◆ **What this task involves**: Find every line in the records below that contains the word "ยงรายเข", and copy each such line.

◆ **Materials provided**:
########
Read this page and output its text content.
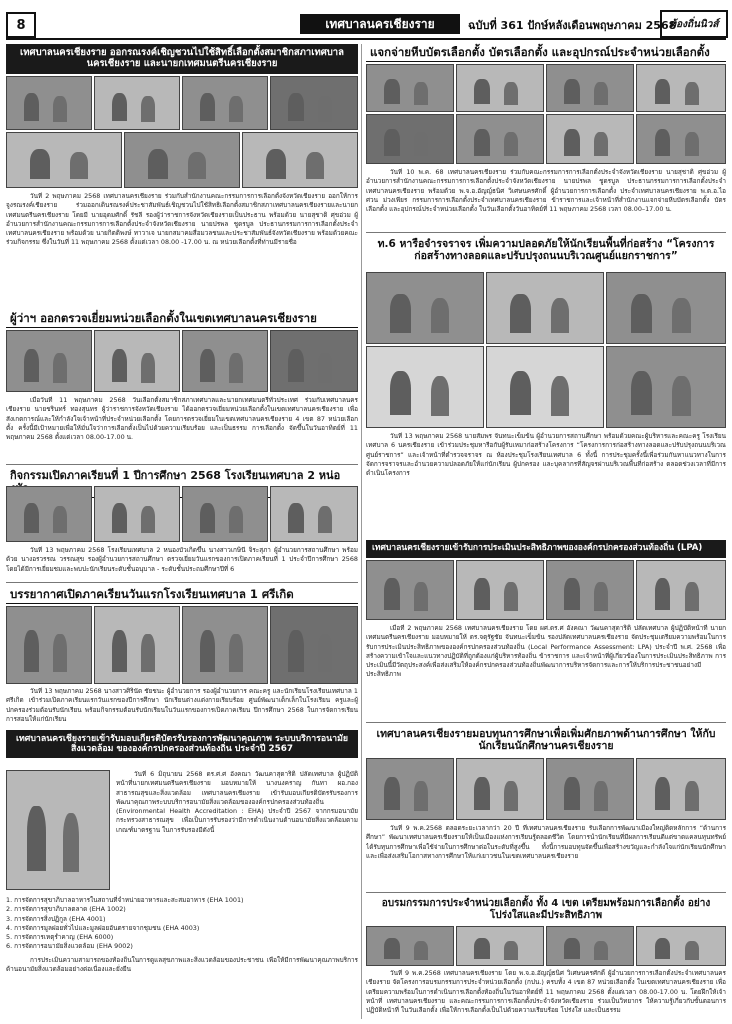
8	เทศบาลนครเชียงราย	ฉบับที่ 361 ปักษ์หลังเดือนพฤษภาคม 2568
ท้องถิ่นนิวส์
เทศบาลนครเชียงราย ออกรณรงค์เชิญชวนไปใช้สิทธิ์เลือกตั้งสมาชิกสภาเทศบาลนครเชียงราย และนายกเทศมนตรีนครเชียงราย
วันที่ 2 พฤษภาคม 2568 เทศบาลนครเชียงราย ร่วมกับสำนักงานคณะกรรมการการเลือกตั้งจังหวัดเชียงราย ออกให้การจูงรณรงค์เชียงราย ร่วมออกเดินรณรงค์ประชาสัมพันธ์เชิญชวนไปใช้สิทธิเลือกตั้งสมาชิกสภาเทศบาลนครเชียงรายและนายกเทศมนตรีนครเชียงราย โดยมี นายอุดมศักดิ์ รัชลี รองผู้ว่าราชการจังหวัดเชียงรายเป็นประธาน พร้อมด้วย นายสุชาติ ศุขอ่วม ผู้อำนวยการสำนักงานคณะกรรมการการเลือกตั้งประจำจังหวัดเชียงราย นายปรพล ชูดรบูล ประธานกรรมการการเลือกตั้งประจำเทศบาลนครเชียงราย พร้อมด้วย นายกิตติพงษ์ ทาวาเจ นายกสมาคมสื่อมวลชนและประชาสัมพันธ์จังหวัดเชียงราย พร้อมด้วยคณะ ร่วมกิจกรรม ซึ่งในวันที่ 11 พฤษภาคม 2568 ตั้งแต่เวลา 08.00 -17.00 น. ณ หน่วยเลือกตั้งที่ท่านมีรายชื่อ
ผู้ว่าฯ ออกตรวจเยี่ยมหน่วยเลือกตั้งในเขตเทศบาลนครเชียงราย
เมื่อวันที่ 11 พฤษภาคม 2568 วันเลือกตั้งสมาชิกสภาเทศบาลและนายกเทศมนตรีทั่วประเทศ ร่วมกับเทศบาลนครเชียงราย นายชรินทร์ ทองสุนทร ผู้ว่าราชการจังหวัดเชียงราย ได้ออกตรวจเยี่ยมหน่วยเลือกตั้งในเขตเทศบาลนครเชียงราย เพื่อสังเกตการณ์และให้กำลังใจเจ้าหน้าที่ประจำหน่วยเลือกตั้ง โดยการตรวจเยี่ยมในเขตเทศบาลนครเชียงราย 4 เขต 87 หน่วยเลือกตั้ง ครั้งนี้มีเป้าหมายเพื่อให้มั่นใจว่าการเลือกตั้งเป็นไปด้วยความเรียบร้อย และเป็นธรรม การเลือกตั้ง จัดขึ้นในวันอาทิตย์ที่ 11 พฤษภาคม 2568 ตั้งแต่เวลา 08.00-17.00 น.
กิจกรรมเปิดภาคเรียนที่ 1 ปีการศึกษา 2568 โรงเรียนเทศบาล 2 หน่อ
วันที่ 13 พฤษภาคม 2568 โรงเรียนเทศบาล 2 หนองบัวเกิดขึ้น นางสาวเกษินี จิระสุภา ผู้อำนวยการสถานศึกษา พร้อมด้วย นางอรวรรณ วรรณสุข รองผู้อำนวยการสถานศึกษา ตรวจเยี่ยมวันแรกของการเปิดภาคเรียนที่ 1 ประจำปีการศึกษา 2568 โดยได้มีการเยี่ยมชมและพบปะนักเรียนระดับชั้นอนุบาล - ระดับชั้นประถมศึกษาปีที่ 6
บรรยากาศเปิดภาคเรียนวันแรกโรงเรียนเทศบาล 1 ศรีเกิด
วันที่ 13 พฤษภาคม 2568 นางสาวศิรินัด ชัยชนะ ผู้อำนวยการ รองผู้อำนวยการ คณะครู และนักเรียนโรงเรียนเทศบาล 1 ศรีเกิด เข้าร่วมเปิดภาคเรียนแรกวันแรกของปีการศึกษา นักเรียนต่างแต่งกายเรียบร้อย ศูนย์พัฒนาเด็กเล็กในโรงเรียน ครูและผู้ปกครองร่วมต้อนรับนักเรียน พร้อมกิจกรรมต้อนรับนักเรียนในวันแรกของการเปิดภาคเรียน ปีการศึกษา 2568 ในการจัดการเรียนการสอนให้แก่นักเรียน
เทศบาลนครเชียงรายเข้ารับมอบเกียรติบัตรรับรองการพัฒนาคุณภาพ ระบบบริการอนามัยสิ่งแวดล้อม ขององค์กรปกครองส่วนท้องถิ่น ประจำปี 2567
วันที่ 6 มิถุนายน 2568 ดร.ศ.ศ อังคณา วัฒนคาสุดาริติ ปลัดเทศบาล ผู้ปฏิบัติหน้าที่นายกเทศมนตรีนครเชียงราย มอบหมายให้ นางนงคราญ กันทา ผอ.กองสาธารณสุขและสิ่งแวดล้อม เทศบาลนครเชียงราย เข้ารับมอบเกียรติบัตรรับรองการพัฒนาคุณภาพระบบบริการอนามัยสิ่งแวดล้อมขององค์กรปกครองส่วนท้องถิ่น (Environmental Health Accreditation : EHA) ประจำปี 2567 จากกรมอนามัย กระทรวงสาธารณสุข เพื่อเป็นการรับรองว่ามีการดำเนินงานด้านอนามัยสิ่งแวดล้อมตามเกณฑ์มาตรฐาน ในการรับรองมีดังนี้
1. การจัดการสุขาภิบาลอาหารในสถานที่จำหน่ายอาหารและสะสมอาหาร (EHA 1001)
2. การจัดการสุขาภิบาลตลาด (EHA 1002)
3. การจัดการสิ่งปฏิกูล (EHA 4001)
4. การจัดการมูลฝอยทั่วไปและมูลฝอยอันตรายจากชุมชน (EHA 4003)
5. การจัดการเหตุรำคาญ (EHA 6000)
6. การจัดการอนามัยสิ่งแวดล้อม (EHA 9002)
การประเมินความสามารถของท้องถิ่นในการดูแลสุขภาพและสิ่งแวดล้อมของประชาชน เพื่อให้มีการพัฒนาคุณภาพบริการด้านอนามัยสิ่งแวดล้อมอย่างต่อเนื่องและยั่งยืน
แจกจ่ายหีบบัตรเลือกตั้ง บัตรเลือกตั้ง และอุปกรณ์ประจำหน่วยเลือกตั้ง
วันที่ 10 พ.ค. 68 เทศบาลนครเชียงราย ร่วมกับคณะกรรมการการเลือกตั้งประจำจังหวัดเชียงราย นายสุชาติ ศุขอ่วม ผู้อำนวยการสำนักงานคณะกรรมการการเลือกตั้งประจำจังหวัดเชียงราย นายปรพล ชูดรบูล ประธานกรรมการการเลือกตั้งประจำเทศบาลนครเชียงราย พร้อมด้วย พ.จ.อ.อัญญ์ธนิศ วิเศษนครศักดิ์ ผู้อำนวยการการเลือกตั้ง ประจำเทศบาลนครเชียงราย พ.ต.อ.ไอศวน ม่วงเพียร กรรมการการเลือกตั้งประจำเทศบาลนครเชียงราย ข้าราชการและเจ้าหน้าที่สำนักงานแจกจ่ายหีบบัตรเลือกตั้ง บัตรเลือกตั้ง และอุปกรณ์ประจำหน่วยเลือกตั้ง ในวันเลือกตั้งวันอาทิตย์ที่ 11 พฤษภาคม 2568 เวลา 08.00–17.00 น.
ท.6 หารือจำรจราจร เพิ่มความปลอดภัยให้นักเรียนพื้นที่ก่อสร้าง “โครงการก่อสร้างทางลอดและปรับปรุงถนนบริเวณศูนย์แยกราชการ”
วันที่ 13 พฤษภาคม 2568 นายสัมพร จันทนะเข็มข้น ผู้อำนวยการสถานศึกษา พร้อมด้วยคณะผู้บริหารและคณะครู โรงเรียนเทศบาล 6 นครเชียงราย เข้าร่วมประชุมหารือกับผู้รับเหมาก่อสร้างโครงการ “โครงการการก่อสร้างทางลอดและปรับปรุงถนนบริเวณศูนย์ราชการ” และเจ้าหน้าที่ตำรวจจราจร ณ ห้องประชุมโรงเรียนเทศบาล 6 ทั้งนี้ การประชุมครั้งนี้เพื่อร่วมกันหาแนวทางในการจัดการจราจรและอำนวยความปลอดภัยให้แก่นักเรียน ผู้ปกครอง และบุคลากรที่สัญจรผ่านบริเวณพื้นที่ก่อสร้าง ตลอดช่วงเวลาที่มีการดำเนินโครงการ
เทศบาลนครเชียงรายเข้ารับการประเมินประสิทธิภาพขององค์กรปกครองส่วนท้องถิ่น (LPA)
เมื่อที่ 2 พฤษภาคม 2568 เทศบาลนครเชียงราย โดย ผศ.ดร.ศ อังคณา วัฒนคาสุดาริติ ปลัดเทศบาล ผู้ปฏิบัติหน้าที่ นายกเทศมนตรีนครเชียงราย มอบหมายให้ ดร.จตุรัฐชัย จันทนะเข็มข้น รองปลัดเทศบาลนครเชียงราย จัดประชุมเตรียมความพร้อมในการรับการประเมินประสิทธิภาพขององค์กรปกครองส่วนท้องถิ่น (Local Performance Assessment: LPA) ประจำปี พ.ศ. 2568 เพื่อสร้างความเข้าใจและแนวทางปฏิบัติที่ถูกต้องแก่ผู้บริหารท้องถิ่น ข้าราชการ และเจ้าหน้าที่ผู้เกี่ยวข้องในการประเมินประสิทธิภาพ การประเมินนี้มีวัตถุประสงค์เพื่อส่งเสริมให้องค์กรปกครองส่วนท้องถิ่นพัฒนาการบริหารจัดการและการให้บริการประชาชนอย่างมีประสิทธิภาพ
เทศบาลนครเชียงรายมอบทุนการศึกษาเพื่อเพิ่มศักยภาพด้านการศึกษา ให้กับนักเรียนนักศึกษานครเชียงราย
วันที่ 9 พ.ค.2568 ตลอดระยะเวลากว่า 20 ปี ที่เทศบาลนครเชียงราย รับเลือกการพัฒนาเมืองใหญ่ติดหลักการ “ด้านการศึกษา” พัฒนาเทศบาลนครเชียงรายให้เป็นเมืองแห่งการเรียนรู้ตลอดชีวิต โดยการนำนักเรียนที่มีผลการเรียนดีแต่ขาดแคลนทุนทรัพย์ได้รับทุนการศึกษาเพื่อใช้จ่ายในการศึกษาต่อในระดับที่สูงขึ้น ทั้งนี้การมอบทุนจัดขึ้นเพื่อสร้างขวัญและกำลังใจแก่นักเรียนนักศึกษา และเพื่อส่งเสริมโอกาสทางการศึกษาให้แก่เยาวชนในเขตเทศบาลนครเชียงราย
อบรมกรรมการประจำหน่วยเลือกตั้ง ทั้ง 4 เขต เตรียมพร้อมการเลือกตั้ง อย่างโปร่งใสและมีประสิทธิภาพ
วันที่ 9 พ.ค.2568 เทศบาลนครเชียงราย โดย พ.จ.อ.อัญญ์ธนิศ วิเศษนครศักดิ์ ผู้อำนวยการการเลือกตั้งประจำเทศบาลนครเชียงราย จัดโครงการอบรมกรรมการประจำหน่วยเลือกตั้ง (กปน.) ครบทั้ง 4 เขต 87 หน่วยเลือกตั้ง ในเขตเทศบาลนครเชียงราย เพื่อเตรียมความพร้อมในการดำเนินการเลือกตั้งท้องถิ่นในวันอาทิตย์ที่ 11 พฤษภาคม 2568 ตั้งแต่เวลา 08.00-17.00 น. โดยฝึกให้เจ้าหน้าที่ เทศบาลนครเชียงราย และคณะกรรมการการเลือกตั้งประจำจังหวัดเชียงราย ร่วมเป็นวิทยากร ให้ความรู้เกี่ยวกับขั้นตอนการปฏิบัติหน้าที่ ในวันเลือกตั้ง เพื่อให้การเลือกตั้งเป็นไปด้วยความเรียบร้อย โปร่งใส และเป็นธรรม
########
◆ **Solution to this exercise**:
เทศบาลนครเชียงรายเข้ารับมอบเกียรติบัตรรับรองการพัฒนาคุณภาพ ระบบบริการอนามัยสิ่งแวดล้อม ขององค์กรปกครองส่วนท้องถิ่น ประจำปี 2567
เทศบาลนครเชียงรายเข้ารับการประเมินประสิทธิภาพขององค์กรปกครองส่วนท้องถิ่น (LPA)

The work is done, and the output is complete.